■ **Task**
Determine how many lines of this material contain "个交点时". Give only the number.

■ **Dataset rows**
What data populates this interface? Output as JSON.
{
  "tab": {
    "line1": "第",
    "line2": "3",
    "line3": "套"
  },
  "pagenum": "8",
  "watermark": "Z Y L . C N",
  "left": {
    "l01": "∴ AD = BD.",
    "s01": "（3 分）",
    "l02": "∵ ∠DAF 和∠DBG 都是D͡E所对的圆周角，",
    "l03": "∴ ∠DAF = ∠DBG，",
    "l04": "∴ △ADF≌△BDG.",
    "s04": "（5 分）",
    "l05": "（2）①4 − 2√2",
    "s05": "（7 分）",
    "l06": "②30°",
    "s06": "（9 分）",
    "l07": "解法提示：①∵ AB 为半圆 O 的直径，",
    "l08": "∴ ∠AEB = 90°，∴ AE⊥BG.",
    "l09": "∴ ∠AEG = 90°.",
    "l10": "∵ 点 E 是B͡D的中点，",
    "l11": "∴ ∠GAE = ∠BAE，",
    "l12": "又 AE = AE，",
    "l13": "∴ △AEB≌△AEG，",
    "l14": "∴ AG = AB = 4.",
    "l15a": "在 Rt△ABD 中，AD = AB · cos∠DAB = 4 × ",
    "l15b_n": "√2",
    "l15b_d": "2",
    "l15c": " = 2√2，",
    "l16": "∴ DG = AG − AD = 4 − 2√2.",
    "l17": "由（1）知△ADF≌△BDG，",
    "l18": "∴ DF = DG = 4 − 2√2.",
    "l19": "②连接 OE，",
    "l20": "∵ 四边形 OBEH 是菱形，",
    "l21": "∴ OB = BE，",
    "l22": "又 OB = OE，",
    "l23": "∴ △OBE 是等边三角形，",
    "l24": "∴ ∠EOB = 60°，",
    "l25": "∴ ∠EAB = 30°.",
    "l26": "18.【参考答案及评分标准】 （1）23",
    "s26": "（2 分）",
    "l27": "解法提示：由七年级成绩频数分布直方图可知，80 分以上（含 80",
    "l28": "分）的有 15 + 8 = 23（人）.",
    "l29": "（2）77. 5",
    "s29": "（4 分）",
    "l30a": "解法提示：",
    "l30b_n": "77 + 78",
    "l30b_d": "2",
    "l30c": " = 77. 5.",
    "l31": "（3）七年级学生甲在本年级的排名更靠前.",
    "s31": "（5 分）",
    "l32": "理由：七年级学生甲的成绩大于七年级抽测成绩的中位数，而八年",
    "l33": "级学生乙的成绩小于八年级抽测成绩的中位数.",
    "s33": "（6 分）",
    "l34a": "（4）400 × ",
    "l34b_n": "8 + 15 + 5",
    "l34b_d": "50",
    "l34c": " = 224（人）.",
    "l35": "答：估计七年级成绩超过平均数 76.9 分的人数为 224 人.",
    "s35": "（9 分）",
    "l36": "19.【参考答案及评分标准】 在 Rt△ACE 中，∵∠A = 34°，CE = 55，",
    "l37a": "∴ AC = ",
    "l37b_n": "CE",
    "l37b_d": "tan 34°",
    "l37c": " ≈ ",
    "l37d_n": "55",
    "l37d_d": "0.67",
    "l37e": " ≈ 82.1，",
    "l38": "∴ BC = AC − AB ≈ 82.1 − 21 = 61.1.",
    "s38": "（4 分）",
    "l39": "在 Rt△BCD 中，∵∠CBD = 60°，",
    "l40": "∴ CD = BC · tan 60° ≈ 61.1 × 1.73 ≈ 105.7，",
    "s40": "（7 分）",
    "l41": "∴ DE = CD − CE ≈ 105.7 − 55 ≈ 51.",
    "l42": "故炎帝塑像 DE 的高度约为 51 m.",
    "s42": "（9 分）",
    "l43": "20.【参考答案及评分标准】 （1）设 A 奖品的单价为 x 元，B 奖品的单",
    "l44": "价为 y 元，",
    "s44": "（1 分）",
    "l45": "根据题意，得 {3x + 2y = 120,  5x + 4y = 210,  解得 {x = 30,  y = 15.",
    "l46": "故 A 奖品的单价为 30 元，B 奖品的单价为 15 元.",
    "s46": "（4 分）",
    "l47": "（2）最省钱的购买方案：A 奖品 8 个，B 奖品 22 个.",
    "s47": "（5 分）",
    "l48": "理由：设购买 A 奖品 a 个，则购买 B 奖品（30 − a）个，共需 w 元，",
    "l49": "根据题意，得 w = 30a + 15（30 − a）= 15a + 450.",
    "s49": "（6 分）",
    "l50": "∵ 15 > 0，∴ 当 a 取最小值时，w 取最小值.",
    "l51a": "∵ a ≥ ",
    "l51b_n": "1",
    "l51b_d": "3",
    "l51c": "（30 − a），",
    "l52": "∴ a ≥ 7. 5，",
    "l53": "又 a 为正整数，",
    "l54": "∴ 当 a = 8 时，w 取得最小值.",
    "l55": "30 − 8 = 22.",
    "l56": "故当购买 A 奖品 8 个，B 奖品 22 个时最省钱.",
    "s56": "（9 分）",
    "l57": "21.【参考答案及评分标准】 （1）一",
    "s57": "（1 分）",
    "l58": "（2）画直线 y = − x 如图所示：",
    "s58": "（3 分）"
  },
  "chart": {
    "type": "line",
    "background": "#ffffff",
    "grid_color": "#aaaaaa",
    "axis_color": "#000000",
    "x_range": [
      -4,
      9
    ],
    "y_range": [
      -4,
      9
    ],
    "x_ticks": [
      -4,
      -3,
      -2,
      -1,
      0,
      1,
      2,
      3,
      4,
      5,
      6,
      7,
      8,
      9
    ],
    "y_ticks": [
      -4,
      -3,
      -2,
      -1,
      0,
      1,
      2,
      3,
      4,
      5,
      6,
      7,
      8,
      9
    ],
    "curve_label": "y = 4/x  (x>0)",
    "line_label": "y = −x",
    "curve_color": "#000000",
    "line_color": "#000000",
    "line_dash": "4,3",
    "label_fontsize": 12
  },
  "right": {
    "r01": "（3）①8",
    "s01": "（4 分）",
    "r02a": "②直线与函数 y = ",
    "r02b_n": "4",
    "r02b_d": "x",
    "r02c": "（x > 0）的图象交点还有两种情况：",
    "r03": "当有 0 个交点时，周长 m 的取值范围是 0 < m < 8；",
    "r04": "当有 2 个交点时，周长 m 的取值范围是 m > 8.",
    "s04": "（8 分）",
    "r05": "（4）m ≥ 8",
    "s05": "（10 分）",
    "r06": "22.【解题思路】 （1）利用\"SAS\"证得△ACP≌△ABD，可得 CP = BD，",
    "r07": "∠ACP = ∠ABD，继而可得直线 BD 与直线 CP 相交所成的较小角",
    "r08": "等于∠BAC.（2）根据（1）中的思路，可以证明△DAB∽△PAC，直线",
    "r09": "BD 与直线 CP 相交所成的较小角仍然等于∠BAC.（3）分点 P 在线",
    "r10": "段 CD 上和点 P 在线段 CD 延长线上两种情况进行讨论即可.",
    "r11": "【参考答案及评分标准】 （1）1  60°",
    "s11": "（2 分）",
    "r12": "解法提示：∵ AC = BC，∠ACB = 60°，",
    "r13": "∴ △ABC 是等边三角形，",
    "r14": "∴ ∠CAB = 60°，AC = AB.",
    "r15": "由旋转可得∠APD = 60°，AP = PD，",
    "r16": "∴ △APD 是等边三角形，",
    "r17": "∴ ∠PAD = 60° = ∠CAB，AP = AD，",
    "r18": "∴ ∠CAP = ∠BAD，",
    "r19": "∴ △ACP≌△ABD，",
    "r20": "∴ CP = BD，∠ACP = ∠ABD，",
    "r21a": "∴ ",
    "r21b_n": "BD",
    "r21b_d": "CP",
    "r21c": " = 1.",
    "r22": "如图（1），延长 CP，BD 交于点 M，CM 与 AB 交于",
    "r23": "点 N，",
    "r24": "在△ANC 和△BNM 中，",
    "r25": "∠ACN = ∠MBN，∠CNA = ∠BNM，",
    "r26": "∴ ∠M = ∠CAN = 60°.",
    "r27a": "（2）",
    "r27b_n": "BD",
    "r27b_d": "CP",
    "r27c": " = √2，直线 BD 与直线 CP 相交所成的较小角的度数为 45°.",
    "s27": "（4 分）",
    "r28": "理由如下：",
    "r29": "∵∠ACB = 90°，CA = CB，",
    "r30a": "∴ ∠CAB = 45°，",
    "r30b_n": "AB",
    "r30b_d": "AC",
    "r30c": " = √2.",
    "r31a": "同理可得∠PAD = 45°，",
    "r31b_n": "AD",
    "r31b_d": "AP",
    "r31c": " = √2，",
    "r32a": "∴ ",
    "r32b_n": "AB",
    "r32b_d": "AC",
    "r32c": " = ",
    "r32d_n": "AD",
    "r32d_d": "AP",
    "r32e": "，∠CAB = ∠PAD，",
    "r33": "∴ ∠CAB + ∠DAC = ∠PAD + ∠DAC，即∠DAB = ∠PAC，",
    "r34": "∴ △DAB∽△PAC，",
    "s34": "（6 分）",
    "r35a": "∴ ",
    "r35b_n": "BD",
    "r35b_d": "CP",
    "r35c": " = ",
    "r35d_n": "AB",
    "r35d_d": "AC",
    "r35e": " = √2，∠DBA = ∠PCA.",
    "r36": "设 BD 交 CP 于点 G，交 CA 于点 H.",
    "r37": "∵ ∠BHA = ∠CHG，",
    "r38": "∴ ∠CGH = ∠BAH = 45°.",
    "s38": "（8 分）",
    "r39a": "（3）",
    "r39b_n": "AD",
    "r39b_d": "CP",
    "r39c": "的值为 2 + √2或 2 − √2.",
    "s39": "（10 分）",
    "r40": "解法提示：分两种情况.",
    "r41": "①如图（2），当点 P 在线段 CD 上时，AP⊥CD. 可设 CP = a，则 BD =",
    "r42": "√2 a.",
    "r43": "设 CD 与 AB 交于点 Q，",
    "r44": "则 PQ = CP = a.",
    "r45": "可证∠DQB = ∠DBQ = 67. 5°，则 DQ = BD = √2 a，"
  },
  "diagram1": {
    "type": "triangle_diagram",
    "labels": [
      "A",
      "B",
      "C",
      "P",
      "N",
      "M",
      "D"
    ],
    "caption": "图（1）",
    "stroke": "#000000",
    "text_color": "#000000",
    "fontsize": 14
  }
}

■ **Solution to the problem**
2